### Material supplied
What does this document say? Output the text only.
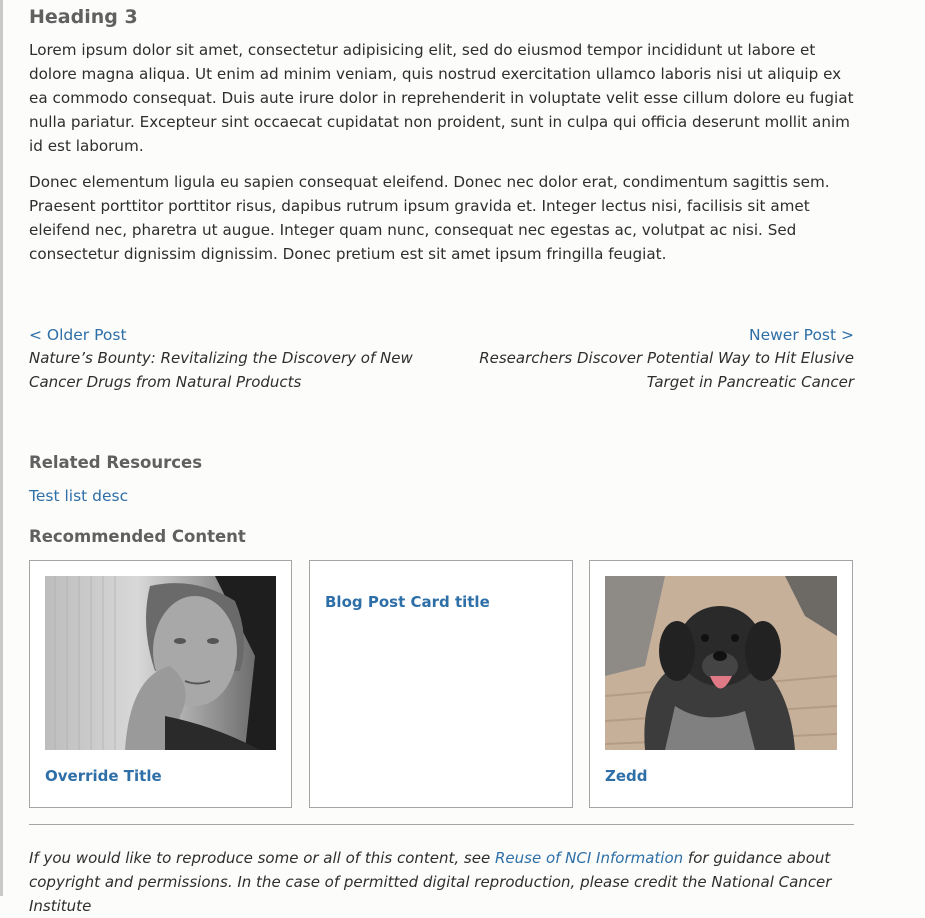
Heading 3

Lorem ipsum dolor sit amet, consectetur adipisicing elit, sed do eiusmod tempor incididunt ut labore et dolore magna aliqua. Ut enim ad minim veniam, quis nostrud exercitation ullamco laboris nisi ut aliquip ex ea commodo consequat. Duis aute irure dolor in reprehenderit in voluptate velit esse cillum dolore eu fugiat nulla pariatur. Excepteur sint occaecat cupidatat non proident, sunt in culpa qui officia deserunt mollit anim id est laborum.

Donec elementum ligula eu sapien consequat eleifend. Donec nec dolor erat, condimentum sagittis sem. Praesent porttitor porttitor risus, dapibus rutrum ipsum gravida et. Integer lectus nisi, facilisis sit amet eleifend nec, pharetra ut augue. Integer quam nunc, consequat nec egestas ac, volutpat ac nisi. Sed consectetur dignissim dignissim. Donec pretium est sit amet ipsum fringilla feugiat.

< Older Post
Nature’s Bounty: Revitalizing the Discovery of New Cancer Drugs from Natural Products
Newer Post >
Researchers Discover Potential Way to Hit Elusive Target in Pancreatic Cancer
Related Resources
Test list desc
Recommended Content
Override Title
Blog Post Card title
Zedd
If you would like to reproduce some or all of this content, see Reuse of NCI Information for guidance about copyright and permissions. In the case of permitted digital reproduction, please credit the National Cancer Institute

### Your instructions
Looking at the material above, count the lines containing the string "dolor" and reply with the count alone.

### Answer for this exercise
2